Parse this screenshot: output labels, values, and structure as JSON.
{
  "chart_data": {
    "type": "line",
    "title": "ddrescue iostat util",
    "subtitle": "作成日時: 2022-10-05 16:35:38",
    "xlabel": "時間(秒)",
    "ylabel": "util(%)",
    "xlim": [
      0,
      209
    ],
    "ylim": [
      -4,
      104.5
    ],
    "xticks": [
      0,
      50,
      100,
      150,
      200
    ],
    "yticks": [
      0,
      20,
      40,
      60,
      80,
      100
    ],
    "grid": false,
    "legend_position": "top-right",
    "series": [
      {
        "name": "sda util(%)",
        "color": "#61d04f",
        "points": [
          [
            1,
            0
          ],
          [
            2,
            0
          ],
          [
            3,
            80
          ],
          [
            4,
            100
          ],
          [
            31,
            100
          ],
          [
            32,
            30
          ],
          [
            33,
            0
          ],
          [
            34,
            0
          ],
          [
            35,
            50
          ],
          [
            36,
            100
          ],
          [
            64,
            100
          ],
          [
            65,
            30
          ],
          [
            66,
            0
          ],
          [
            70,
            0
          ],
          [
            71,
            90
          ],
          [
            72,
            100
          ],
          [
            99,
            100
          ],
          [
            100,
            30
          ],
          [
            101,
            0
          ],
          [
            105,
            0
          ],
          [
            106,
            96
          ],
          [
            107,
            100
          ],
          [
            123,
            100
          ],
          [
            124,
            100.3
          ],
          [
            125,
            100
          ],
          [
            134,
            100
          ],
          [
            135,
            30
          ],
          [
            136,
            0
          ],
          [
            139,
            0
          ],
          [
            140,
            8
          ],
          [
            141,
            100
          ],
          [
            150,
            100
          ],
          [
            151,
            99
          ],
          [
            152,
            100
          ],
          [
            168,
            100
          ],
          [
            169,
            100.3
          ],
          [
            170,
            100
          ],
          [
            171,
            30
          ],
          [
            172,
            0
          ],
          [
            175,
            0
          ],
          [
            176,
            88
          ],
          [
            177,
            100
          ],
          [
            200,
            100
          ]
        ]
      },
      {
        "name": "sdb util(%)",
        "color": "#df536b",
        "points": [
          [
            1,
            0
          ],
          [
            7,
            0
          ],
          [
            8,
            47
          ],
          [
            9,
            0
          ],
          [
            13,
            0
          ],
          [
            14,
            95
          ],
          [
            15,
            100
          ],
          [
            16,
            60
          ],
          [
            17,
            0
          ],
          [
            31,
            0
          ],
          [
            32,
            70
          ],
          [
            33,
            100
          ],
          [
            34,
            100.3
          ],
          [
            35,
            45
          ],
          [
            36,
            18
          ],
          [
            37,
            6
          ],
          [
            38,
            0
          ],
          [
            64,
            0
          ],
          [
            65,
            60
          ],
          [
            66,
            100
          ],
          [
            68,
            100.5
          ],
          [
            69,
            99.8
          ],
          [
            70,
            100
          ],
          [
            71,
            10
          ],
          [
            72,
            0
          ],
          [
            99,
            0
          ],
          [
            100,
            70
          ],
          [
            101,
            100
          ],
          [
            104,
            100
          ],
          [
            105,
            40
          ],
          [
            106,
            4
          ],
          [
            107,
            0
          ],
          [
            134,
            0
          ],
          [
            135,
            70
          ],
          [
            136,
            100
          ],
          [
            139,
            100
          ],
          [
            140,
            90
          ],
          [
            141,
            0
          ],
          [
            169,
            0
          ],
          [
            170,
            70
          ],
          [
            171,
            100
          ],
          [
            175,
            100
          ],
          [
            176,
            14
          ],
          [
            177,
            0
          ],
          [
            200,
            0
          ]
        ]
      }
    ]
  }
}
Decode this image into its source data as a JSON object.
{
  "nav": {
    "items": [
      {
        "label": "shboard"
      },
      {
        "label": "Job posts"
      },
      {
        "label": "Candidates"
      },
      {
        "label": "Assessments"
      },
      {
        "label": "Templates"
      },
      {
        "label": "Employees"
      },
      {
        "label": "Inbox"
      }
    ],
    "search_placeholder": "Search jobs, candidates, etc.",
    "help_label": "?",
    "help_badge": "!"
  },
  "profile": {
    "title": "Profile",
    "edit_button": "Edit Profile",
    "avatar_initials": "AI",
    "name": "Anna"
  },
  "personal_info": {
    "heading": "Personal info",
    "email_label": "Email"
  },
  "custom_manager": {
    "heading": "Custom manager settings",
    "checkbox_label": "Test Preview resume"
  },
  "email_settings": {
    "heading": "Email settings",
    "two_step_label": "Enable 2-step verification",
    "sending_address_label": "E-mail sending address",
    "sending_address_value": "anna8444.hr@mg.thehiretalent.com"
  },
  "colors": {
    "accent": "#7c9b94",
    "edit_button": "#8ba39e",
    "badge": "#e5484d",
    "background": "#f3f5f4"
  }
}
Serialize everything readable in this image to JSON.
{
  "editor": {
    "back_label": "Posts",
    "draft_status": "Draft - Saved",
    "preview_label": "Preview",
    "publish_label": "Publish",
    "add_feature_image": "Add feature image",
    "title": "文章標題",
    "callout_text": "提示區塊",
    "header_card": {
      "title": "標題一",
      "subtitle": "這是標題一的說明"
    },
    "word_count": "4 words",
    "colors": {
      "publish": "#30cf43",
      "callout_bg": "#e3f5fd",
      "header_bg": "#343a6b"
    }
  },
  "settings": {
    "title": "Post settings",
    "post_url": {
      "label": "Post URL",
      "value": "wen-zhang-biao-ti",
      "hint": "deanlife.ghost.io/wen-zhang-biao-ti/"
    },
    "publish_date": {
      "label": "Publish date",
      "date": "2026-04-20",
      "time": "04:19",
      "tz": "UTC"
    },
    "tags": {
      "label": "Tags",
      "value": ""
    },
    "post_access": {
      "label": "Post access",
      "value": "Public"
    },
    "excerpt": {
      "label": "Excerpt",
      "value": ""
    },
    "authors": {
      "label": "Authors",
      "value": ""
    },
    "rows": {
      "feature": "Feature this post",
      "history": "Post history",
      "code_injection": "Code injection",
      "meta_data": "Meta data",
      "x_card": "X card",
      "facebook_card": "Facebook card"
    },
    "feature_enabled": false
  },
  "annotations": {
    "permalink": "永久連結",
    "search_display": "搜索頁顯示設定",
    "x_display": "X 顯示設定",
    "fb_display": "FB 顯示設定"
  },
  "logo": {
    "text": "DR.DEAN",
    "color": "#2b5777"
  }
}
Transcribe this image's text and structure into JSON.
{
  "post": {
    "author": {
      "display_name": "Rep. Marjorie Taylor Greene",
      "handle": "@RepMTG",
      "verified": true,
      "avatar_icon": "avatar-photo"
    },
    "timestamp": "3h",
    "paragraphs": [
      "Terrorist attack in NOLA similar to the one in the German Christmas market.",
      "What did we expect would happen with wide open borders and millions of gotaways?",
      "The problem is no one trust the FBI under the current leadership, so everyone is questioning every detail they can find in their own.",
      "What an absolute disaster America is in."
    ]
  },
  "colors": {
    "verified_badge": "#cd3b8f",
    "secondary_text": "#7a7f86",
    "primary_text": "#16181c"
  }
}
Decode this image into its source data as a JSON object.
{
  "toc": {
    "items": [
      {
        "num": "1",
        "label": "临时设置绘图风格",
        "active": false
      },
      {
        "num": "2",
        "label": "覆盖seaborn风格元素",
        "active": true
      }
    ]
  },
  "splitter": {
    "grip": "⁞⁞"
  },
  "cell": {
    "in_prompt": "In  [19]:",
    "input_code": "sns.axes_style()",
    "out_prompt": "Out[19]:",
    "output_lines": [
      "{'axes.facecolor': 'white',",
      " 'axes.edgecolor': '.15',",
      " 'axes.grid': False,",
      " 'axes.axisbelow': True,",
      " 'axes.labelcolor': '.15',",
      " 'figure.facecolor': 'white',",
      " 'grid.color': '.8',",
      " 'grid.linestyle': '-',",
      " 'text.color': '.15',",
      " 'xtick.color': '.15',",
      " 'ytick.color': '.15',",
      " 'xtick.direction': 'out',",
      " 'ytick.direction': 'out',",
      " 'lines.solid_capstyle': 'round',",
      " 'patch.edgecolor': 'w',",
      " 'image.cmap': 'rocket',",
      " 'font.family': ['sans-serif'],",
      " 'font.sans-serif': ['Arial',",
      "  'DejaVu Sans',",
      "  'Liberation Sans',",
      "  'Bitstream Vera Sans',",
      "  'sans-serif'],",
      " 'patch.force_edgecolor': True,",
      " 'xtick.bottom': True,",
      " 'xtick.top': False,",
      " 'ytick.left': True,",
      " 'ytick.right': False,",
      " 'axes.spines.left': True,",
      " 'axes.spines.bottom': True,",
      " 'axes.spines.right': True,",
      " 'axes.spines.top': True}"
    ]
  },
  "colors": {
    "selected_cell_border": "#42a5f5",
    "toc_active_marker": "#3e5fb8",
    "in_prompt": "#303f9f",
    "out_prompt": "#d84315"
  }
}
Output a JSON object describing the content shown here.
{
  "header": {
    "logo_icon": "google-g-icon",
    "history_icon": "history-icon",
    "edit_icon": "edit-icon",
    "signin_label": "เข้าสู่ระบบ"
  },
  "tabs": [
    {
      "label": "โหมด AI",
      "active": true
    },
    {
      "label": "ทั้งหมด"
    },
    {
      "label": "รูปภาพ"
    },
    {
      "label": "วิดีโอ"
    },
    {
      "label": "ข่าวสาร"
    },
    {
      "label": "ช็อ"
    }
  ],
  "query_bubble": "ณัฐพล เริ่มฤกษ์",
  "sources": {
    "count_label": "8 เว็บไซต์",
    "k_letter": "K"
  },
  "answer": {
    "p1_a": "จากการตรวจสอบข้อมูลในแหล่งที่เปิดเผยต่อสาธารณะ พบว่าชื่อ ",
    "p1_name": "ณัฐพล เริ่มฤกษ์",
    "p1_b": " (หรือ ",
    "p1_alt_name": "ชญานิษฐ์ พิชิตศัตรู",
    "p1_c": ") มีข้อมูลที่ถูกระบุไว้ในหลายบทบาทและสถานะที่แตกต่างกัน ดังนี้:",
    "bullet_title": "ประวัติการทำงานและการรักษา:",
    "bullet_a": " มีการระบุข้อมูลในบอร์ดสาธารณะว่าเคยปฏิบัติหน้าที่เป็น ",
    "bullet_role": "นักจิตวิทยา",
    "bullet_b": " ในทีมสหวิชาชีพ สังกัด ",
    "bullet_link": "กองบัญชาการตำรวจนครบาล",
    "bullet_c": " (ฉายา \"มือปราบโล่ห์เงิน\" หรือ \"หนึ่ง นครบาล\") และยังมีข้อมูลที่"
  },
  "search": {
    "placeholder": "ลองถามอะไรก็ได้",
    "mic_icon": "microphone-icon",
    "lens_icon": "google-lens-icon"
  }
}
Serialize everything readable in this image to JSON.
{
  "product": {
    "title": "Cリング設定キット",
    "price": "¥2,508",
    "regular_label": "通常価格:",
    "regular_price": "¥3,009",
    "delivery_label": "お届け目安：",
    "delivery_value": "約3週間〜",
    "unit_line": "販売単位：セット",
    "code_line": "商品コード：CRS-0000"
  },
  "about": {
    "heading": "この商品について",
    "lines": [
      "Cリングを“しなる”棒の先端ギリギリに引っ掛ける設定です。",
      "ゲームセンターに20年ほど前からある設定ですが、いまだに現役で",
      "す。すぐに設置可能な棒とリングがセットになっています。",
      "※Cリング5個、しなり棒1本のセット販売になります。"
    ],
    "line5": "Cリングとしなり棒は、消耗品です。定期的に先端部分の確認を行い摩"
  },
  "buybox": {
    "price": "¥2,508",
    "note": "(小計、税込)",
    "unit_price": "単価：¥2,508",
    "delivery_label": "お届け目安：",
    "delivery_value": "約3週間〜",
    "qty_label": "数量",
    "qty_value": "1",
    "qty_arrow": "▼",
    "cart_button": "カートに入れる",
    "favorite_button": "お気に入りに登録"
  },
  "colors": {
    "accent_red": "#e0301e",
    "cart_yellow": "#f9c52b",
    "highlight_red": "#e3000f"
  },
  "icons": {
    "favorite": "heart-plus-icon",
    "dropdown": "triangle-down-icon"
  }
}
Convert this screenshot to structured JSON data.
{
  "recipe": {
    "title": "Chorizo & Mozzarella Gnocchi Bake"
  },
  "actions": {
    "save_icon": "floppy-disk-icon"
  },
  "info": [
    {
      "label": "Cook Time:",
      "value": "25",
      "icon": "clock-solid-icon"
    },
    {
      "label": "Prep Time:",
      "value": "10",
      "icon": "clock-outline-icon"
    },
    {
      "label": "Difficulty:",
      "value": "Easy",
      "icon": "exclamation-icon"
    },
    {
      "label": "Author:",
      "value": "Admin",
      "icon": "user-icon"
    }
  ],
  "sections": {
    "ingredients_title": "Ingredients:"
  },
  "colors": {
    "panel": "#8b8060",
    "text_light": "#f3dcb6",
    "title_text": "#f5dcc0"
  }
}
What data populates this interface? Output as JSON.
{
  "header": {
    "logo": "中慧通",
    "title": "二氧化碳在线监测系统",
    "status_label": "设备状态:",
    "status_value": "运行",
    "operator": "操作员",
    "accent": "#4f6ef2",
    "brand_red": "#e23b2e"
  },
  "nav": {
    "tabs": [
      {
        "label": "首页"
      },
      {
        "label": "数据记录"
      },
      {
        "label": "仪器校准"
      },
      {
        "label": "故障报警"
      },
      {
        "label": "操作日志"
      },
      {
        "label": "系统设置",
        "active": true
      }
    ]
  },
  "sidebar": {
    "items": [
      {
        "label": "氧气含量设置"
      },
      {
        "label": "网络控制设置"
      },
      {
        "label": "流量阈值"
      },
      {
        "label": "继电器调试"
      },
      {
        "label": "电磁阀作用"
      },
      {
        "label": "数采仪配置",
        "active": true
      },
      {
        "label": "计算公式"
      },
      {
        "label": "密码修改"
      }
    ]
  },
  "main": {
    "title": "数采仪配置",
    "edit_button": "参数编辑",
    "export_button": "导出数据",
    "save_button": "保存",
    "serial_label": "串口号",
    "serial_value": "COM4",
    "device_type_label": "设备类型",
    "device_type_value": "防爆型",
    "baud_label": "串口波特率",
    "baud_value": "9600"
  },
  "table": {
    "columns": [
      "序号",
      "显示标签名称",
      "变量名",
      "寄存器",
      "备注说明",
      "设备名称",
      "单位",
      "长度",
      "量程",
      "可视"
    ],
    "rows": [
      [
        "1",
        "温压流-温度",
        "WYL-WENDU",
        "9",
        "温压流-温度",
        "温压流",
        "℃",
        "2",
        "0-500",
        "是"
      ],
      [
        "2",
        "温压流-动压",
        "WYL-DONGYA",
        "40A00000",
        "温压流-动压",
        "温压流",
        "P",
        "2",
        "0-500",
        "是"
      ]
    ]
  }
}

● **Exercise description**:
Extract every line above that contains the word "patch".

● **Solution**:
      " 'patch.edgecolor': 'w',",
      " 'patch.force_edgecolor': True,",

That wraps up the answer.